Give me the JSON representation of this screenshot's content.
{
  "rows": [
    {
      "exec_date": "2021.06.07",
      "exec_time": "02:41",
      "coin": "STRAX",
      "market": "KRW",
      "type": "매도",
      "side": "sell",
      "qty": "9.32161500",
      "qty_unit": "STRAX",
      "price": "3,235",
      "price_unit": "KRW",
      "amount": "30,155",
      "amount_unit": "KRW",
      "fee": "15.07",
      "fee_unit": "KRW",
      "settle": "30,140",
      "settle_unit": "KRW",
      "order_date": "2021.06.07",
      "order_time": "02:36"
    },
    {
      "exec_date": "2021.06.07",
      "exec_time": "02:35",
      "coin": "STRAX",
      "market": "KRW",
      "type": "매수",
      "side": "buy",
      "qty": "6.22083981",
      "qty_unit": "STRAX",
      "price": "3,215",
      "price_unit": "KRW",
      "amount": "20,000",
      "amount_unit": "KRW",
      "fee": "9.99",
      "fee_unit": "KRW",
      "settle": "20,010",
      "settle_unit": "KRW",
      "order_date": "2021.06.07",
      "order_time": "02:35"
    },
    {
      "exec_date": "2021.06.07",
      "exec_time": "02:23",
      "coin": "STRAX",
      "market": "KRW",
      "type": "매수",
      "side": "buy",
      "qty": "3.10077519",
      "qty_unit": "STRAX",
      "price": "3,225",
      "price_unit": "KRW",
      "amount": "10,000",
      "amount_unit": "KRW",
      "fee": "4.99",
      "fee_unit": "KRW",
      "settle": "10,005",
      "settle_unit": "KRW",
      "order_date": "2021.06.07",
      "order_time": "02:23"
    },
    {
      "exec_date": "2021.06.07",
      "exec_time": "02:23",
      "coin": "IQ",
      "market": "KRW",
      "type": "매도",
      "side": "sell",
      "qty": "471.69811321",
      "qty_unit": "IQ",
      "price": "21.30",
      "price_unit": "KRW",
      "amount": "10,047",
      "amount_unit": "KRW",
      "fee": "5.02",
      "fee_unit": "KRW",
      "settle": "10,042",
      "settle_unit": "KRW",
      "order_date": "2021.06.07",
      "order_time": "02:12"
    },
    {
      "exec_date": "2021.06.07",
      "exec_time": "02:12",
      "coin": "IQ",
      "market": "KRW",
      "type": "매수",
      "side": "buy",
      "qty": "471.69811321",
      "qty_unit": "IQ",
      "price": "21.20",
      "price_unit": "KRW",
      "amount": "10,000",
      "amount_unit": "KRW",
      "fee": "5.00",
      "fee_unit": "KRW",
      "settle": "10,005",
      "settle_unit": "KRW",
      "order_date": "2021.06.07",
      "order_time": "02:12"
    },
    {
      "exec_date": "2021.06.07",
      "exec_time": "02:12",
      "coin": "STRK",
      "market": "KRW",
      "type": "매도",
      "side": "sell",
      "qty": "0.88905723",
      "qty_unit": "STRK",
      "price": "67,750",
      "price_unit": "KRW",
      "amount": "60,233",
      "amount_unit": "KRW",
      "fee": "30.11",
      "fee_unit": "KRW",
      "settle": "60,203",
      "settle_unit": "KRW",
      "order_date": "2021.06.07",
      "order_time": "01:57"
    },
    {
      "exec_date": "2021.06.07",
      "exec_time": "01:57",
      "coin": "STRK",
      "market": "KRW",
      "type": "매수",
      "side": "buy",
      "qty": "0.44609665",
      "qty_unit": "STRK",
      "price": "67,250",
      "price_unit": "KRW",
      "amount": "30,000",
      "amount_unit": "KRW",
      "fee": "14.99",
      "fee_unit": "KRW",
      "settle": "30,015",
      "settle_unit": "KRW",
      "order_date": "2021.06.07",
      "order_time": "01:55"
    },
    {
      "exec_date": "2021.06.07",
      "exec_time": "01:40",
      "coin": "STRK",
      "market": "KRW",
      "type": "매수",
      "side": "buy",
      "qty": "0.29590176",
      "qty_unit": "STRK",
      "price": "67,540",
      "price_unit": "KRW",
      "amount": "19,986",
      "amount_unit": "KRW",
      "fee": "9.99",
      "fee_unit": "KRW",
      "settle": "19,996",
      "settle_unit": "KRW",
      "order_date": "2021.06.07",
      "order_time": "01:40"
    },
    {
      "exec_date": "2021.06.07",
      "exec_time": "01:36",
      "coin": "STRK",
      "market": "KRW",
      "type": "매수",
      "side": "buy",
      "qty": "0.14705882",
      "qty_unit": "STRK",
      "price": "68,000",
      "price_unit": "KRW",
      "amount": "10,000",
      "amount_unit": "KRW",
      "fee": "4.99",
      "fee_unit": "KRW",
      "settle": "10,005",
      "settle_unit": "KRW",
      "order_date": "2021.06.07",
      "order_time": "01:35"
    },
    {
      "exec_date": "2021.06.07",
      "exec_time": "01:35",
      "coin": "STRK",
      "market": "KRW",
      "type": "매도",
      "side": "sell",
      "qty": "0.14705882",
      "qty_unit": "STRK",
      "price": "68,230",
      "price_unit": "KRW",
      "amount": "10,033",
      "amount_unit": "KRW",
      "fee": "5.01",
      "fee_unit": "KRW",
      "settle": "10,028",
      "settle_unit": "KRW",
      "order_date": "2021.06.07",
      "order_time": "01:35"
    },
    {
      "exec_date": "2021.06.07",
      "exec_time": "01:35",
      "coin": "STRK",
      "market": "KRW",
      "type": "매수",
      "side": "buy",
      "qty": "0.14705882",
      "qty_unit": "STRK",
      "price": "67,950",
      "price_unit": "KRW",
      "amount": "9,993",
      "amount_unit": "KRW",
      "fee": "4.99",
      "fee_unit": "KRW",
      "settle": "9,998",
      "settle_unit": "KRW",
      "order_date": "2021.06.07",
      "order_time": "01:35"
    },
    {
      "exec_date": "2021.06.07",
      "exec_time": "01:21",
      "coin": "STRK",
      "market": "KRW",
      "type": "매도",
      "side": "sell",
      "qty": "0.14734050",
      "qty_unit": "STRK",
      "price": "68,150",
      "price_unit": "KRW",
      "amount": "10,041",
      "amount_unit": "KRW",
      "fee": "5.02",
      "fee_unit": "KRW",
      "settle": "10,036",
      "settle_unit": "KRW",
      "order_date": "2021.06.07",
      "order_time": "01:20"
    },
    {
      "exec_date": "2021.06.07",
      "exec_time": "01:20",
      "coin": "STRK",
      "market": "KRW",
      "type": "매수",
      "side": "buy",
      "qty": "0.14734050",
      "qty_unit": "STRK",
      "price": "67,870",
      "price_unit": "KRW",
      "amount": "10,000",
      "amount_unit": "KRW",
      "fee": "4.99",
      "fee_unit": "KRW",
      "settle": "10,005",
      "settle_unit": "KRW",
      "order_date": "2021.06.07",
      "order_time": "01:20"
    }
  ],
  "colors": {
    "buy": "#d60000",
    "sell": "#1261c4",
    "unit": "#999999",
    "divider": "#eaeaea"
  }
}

--------------------------------------------------

▶ **Set problem**: Repeat the data verbatim.

▶ **Solution to this task**:
Give me the JSON representation of this screenshot's content.
{
  "rows": [
    {
      "exec_date": "2021.06.07",
      "exec_time": "02:41",
      "coin": "STRAX",
      "market": "KRW",
      "type": "매도",
      "side": "sell",
      "qty": "9.32161500",
      "qty_unit": "STRAX",
      "price": "3,235",
      "price_unit": "KRW",
      "amount": "30,155",
      "amount_unit": "KRW",
      "fee": "15.07",
      "fee_unit": "KRW",
      "settle": "30,140",
      "settle_unit": "KRW",
      "order_date": "2021.06.07",
      "order_time": "02:36"
    },
    {
      "exec_date": "2021.06.07",
      "exec_time": "02:35",
      "coin": "STRAX",
      "market": "KRW",
      "type": "매수",
      "side": "buy",
      "qty": "6.22083981",
      "qty_unit": "STRAX",
      "price": "3,215",
      "price_unit": "KRW",
      "amount": "20,000",
      "amount_unit": "KRW",
      "fee": "9.99",
      "fee_unit": "KRW",
      "settle": "20,010",
      "settle_unit": "KRW",
      "order_date": "2021.06.07",
      "order_time": "02:35"
    },
    {
      "exec_date": "2021.06.07",
      "exec_time": "02:23",
      "coin": "STRAX",
      "market": "KRW",
      "type": "매수",
      "side": "buy",
      "qty": "3.10077519",
      "qty_unit": "STRAX",
      "price": "3,225",
      "price_unit": "KRW",
      "amount": "10,000",
      "amount_unit": "KRW",
      "fee": "4.99",
      "fee_unit": "KRW",
      "settle": "10,005",
      "settle_unit": "KRW",
      "order_date": "2021.06.07",
      "order_time": "02:23"
    },
    {
      "exec_date": "2021.06.07",
      "exec_time": "02:23",
      "coin": "IQ",
      "market": "KRW",
      "type": "매도",
      "side": "sell",
      "qty": "471.69811321",
      "qty_unit": "IQ",
      "price": "21.30",
      "price_unit": "KRW",
      "amount": "10,047",
      "amount_unit": "KRW",
      "fee": "5.02",
      "fee_unit": "KRW",
      "settle": "10,042",
      "settle_unit": "KRW",
      "order_date": "2021.06.07",
      "order_time": "02:12"
    },
    {
      "exec_date": "2021.06.07",
      "exec_time": "02:12",
      "coin": "IQ",
      "market": "KRW",
      "type": "매수",
      "side": "buy",
      "qty": "471.69811321",
      "qty_unit": "IQ",
      "price": "21.20",
      "price_unit": "KRW",
      "amount": "10,000",
      "amount_unit": "KRW",
      "fee": "5.00",
      "fee_unit": "KRW",
      "settle": "10,005",
      "settle_unit": "KRW",
      "order_date": "2021.06.07",
      "order_time": "02:12"
    },
    {
      "exec_date": "2021.06.07",
      "exec_time": "02:12",
      "coin": "STRK",
      "market": "KRW",
      "type": "매도",
      "side": "sell",
      "qty": "0.88905723",
      "qty_unit": "STRK",
      "price": "67,750",
      "price_unit": "KRW",
      "amount": "60,233",
      "amount_unit": "KRW",
      "fee": "30.11",
      "fee_unit": "KRW",
      "settle": "60,203",
      "settle_unit": "KRW",
      "order_date": "2021.06.07",
      "order_time": "01:57"
    },
    {
      "exec_date": "2021.06.07",
      "exec_time": "01:57",
      "coin": "STRK",
      "market": "KRW",
      "type": "매수",
      "side": "buy",
      "qty": "0.44609665",
      "qty_unit": "STRK",
      "price": "67,250",
      "price_unit": "KRW",
      "amount": "30,000",
      "amount_unit": "KRW",
      "fee": "14.99",
      "fee_unit": "KRW",
      "settle": "30,015",
      "settle_unit": "KRW",
      "order_date": "2021.06.07",
      "order_time": "01:55"
    },
    {
      "exec_date": "2021.06.07",
      "exec_time": "01:40",
      "coin": "STRK",
      "market": "KRW",
      "type": "매수",
      "side": "buy",
      "qty": "0.29590176",
      "qty_unit": "STRK",
      "price": "67,540",
      "price_unit": "KRW",
      "amount": "19,986",
      "amount_unit": "KRW",
      "fee": "9.99",
      "fee_unit": "KRW",
      "settle": "19,996",
      "settle_unit": "KRW",
      "order_date": "2021.06.07",
      "order_time": "01:40"
    },
    {
      "exec_date": "2021.06.07",
      "exec_time": "01:36",
      "coin": "STRK",
      "market": "KRW",
      "type": "매수",
      "side": "buy",
      "qty": "0.14705882",
      "qty_unit": "STRK",
      "price": "68,000",
      "price_unit": "KRW",
      "amount": "10,000",
      "amount_unit": "KRW",
      "fee": "4.99",
      "fee_unit": "KRW",
      "settle": "10,005",
      "settle_unit": "KRW",
      "order_date": "2021.06.07",
      "order_time": "01:35"
    },
    {
      "exec_date": "2021.06.07",
      "exec_time": "01:35",
      "coin": "STRK",
      "market": "KRW",
      "type": "매도",
      "side": "sell",
      "qty": "0.14705882",
      "qty_unit": "STRK",
      "price": "68,230",
      "price_unit": "KRW",
      "amount": "10,033",
      "amount_unit": "KRW",
      "fee": "5.01",
      "fee_unit": "KRW",
      "settle": "10,028",
      "settle_unit": "KRW",
      "order_date": "2021.06.07",
      "order_time": "01:35"
    },
    {
      "exec_date": "2021.06.07",
      "exec_time": "01:35",
      "coin": "STRK",
      "market": "KRW",
      "type": "매수",
      "side": "buy",
      "qty": "0.14705882",
      "qty_unit": "STRK",
      "price": "67,950",
      "price_unit": "KRW",
      "amount": "9,993",
      "amount_unit": "KRW",
      "fee": "4.99",
      "fee_unit": "KRW",
      "settle": "9,998",
      "settle_unit": "KRW",
      "order_date": "2021.06.07",
      "order_time": "01:35"
    },
    {
      "exec_date": "2021.06.07",
      "exec_time": "01:21",
      "coin": "STRK",
      "market": "KRW",
      "type": "매도",
      "side": "sell",
      "qty": "0.14734050",
      "qty_unit": "STRK",
      "price": "68,150",
      "price_unit": "KRW",
      "amount": "10,041",
      "amount_unit": "KRW",
      "fee": "5.02",
      "fee_unit": "KRW",
      "settle": "10,036",
      "settle_unit": "KRW",
      "order_date": "2021.06.07",
      "order_time": "01:20"
    },
    {
      "exec_date": "2021.06.07",
      "exec_time": "01:20",
      "coin": "STRK",
      "market": "KRW",
      "type": "매수",
      "side": "buy",
      "qty": "0.14734050",
      "qty_unit": "STRK",
      "price": "67,870",
      "price_unit": "KRW",
      "amount": "10,000",
      "amount_unit": "KRW",
      "fee": "4.99",
      "fee_unit": "KRW",
      "settle": "10,005",
      "settle_unit": "KRW",
      "order_date": "2021.06.07",
      "order_time": "01:20"
    }
  ],
  "colors": {
    "buy": "#d60000",
    "sell": "#1261c4",
    "unit": "#999999",
    "divider": "#eaeaea"
  }
}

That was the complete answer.